**Given request**.
Output the data that follows exactly, line for line.

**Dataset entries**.
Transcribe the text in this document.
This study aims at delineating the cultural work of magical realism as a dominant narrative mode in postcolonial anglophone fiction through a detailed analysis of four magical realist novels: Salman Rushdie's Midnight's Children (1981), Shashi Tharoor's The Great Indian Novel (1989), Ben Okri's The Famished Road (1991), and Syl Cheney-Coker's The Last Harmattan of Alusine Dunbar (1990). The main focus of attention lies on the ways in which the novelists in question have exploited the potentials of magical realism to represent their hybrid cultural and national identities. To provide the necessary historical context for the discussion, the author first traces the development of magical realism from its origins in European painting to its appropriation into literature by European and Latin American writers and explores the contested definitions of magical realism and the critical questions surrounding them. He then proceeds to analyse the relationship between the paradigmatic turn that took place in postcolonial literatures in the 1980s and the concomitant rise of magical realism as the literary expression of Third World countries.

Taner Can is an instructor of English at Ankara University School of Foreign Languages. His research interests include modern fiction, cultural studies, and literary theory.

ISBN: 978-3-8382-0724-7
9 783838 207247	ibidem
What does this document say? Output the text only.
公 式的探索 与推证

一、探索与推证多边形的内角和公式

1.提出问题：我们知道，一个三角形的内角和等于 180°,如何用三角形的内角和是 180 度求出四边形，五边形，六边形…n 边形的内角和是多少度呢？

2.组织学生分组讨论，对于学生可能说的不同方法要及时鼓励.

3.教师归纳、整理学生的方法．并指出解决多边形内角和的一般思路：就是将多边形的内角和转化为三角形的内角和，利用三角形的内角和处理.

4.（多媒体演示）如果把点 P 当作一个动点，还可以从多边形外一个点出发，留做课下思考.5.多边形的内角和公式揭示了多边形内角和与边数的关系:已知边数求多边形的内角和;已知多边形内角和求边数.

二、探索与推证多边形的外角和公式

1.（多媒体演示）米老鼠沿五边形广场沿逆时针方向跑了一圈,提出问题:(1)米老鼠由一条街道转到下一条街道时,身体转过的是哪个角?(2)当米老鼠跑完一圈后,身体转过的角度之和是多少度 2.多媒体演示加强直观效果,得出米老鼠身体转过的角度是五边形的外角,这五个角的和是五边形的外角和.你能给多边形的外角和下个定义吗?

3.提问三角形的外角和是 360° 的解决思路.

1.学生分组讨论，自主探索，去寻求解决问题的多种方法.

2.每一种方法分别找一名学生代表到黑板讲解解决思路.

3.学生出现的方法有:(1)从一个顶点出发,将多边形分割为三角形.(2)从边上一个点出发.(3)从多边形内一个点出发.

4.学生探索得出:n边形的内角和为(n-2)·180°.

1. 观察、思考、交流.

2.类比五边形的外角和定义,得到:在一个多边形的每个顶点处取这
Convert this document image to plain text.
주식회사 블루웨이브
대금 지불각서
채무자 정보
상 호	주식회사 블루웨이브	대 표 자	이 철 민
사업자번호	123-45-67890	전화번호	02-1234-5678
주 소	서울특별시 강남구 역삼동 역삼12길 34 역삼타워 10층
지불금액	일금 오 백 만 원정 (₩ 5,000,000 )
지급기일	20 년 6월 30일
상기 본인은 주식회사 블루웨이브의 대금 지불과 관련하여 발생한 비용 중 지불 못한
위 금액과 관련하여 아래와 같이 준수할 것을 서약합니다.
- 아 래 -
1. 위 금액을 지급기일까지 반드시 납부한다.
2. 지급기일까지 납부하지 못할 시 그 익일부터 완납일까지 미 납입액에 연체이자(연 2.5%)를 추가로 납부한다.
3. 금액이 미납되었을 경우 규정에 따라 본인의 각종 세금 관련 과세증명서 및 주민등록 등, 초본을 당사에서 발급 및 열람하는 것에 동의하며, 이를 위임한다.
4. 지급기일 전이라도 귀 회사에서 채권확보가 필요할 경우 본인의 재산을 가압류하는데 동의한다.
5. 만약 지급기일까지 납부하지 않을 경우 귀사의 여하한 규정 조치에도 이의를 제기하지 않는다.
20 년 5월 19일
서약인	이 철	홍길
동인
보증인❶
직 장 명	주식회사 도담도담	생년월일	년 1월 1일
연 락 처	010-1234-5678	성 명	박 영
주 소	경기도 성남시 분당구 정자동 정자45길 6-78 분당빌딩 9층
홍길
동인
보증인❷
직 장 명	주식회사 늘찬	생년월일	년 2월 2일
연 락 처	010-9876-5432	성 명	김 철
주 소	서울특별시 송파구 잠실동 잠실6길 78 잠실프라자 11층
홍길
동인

**Result**.
Transcribe the text in this document.
This study aims at delineating the cultural work of magical realism as a dominant narrative mode in postcolonial anglophone fiction through a detailed analysis of four magical realist novels: Salman Rushdie's Midnight's Children (1981), Shashi Tharoor's The Great Indian Novel (1989), Ben Okri's The Famished Road (1991), and Syl Cheney-Coker's The Last Harmattan of Alusine Dunbar (1990). The main focus of attention lies on the ways in which the novelists in question have exploited the potentials of magical realism to represent their hybrid cultural and national identities. To provide the necessary historical context for the discussion, the author first traces the development of magical realism from its origins in European painting to its appropriation into literature by European and Latin American writers and explores the contested definitions of magical realism and the critical questions surrounding them. He then proceeds to analyse the relationship between the paradigmatic turn that took place in postcolonial literatures in the 1980s and the concomitant rise of magical realism as the literary expression of Third World countries.

Taner Can is an instructor of English at Ankara University School of Foreign Languages. His research interests include modern fiction, cultural studies, and literary theory.

ISBN: 978-3-8382-0724-7
9 783838 207247	ibidem
What does this document say? Output the text only.
公 式的探索 与推证

一、探索与推证多边形的内角和公式

1.提出问题：我们知道，一个三角形的内角和等于 180°,如何用三角形的内角和是 180 度求出四边形，五边形，六边形…n 边形的内角和是多少度呢？

2.组织学生分组讨论，对于学生可能说的不同方法要及时鼓励.

3.教师归纳、整理学生的方法．并指出解决多边形内角和的一般思路：就是将多边形的内角和转化为三角形的内角和，利用三角形的内角和处理.

4.（多媒体演示）如果把点 P 当作一个动点，还可以从多边形外一个点出发，留做课下思考.5.多边形的内角和公式揭示了多边形内角和与边数的关系:已知边数求多边形的内角和;已知多边形内角和求边数.

二、探索与推证多边形的外角和公式

1.（多媒体演示）米老鼠沿五边形广场沿逆时针方向跑了一圈,提出问题:(1)米老鼠由一条街道转到下一条街道时,身体转过的是哪个角?(2)当米老鼠跑完一圈后,身体转过的角度之和是多少度 2.多媒体演示加强直观效果,得出米老鼠身体转过的角度是五边形的外角,这五个角的和是五边形的外角和.你能给多边形的外角和下个定义吗?

3.提问三角形的外角和是 360° 的解决思路.

1.学生分组讨论，自主探索，去寻求解决问题的多种方法.

2.每一种方法分别找一名学生代表到黑板讲解解决思路.

3.学生出现的方法有:(1)从一个顶点出发,将多边形分割为三角形.(2)从边上一个点出发.(3)从多边形内一个点出发.

4.学生探索得出:n边形的内角和为(n-2)·180°.

1. 观察、思考、交流.

2.类比五边形的外角和定义,得到:在一个多边形的每个顶点处取这
Convert this document image to plain text.
주식회사 블루웨이브
대금 지불각서
채무자 정보
상 호	주식회사 블루웨이브	대 표 자	이 철 민
사업자번호	123-45-67890	전화번호	02-1234-5678
주 소	서울특별시 강남구 역삼동 역삼12길 34 역삼타워 10층
지불금액	일금 오 백 만 원정 (₩ 5,000,000 )
지급기일	20 년 6월 30일
상기 본인은 주식회사 블루웨이브의 대금 지불과 관련하여 발생한 비용 중 지불 못한
위 금액과 관련하여 아래와 같이 준수할 것을 서약합니다.
- 아 래 -
1. 위 금액을 지급기일까지 반드시 납부한다.
2. 지급기일까지 납부하지 못할 시 그 익일부터 완납일까지 미 납입액에 연체이자(연 2.5%)를 추가로 납부한다.
3. 금액이 미납되었을 경우 규정에 따라 본인의 각종 세금 관련 과세증명서 및 주민등록 등, 초본을 당사에서 발급 및 열람하는 것에 동의하며, 이를 위임한다.
4. 지급기일 전이라도 귀 회사에서 채권확보가 필요할 경우 본인의 재산을 가압류하는데 동의한다.
5. 만약 지급기일까지 납부하지 않을 경우 귀사의 여하한 규정 조치에도 이의를 제기하지 않는다.
20 년 5월 19일
서약인	이 철	홍길
동인
보증인❶
직 장 명	주식회사 도담도담	생년월일	년 1월 1일
연 락 처	010-1234-5678	성 명	박 영
주 소	경기도 성남시 분당구 정자동 정자45길 6-78 분당빌딩 9층
홍길
동인
보증인❷
직 장 명	주식회사 늘찬	생년월일	년 2월 2일
연 락 처	010-9876-5432	성 명	김 철
주 소	서울특별시 송파구 잠실동 잠실6길 78 잠실프라자 11층
홍길
동인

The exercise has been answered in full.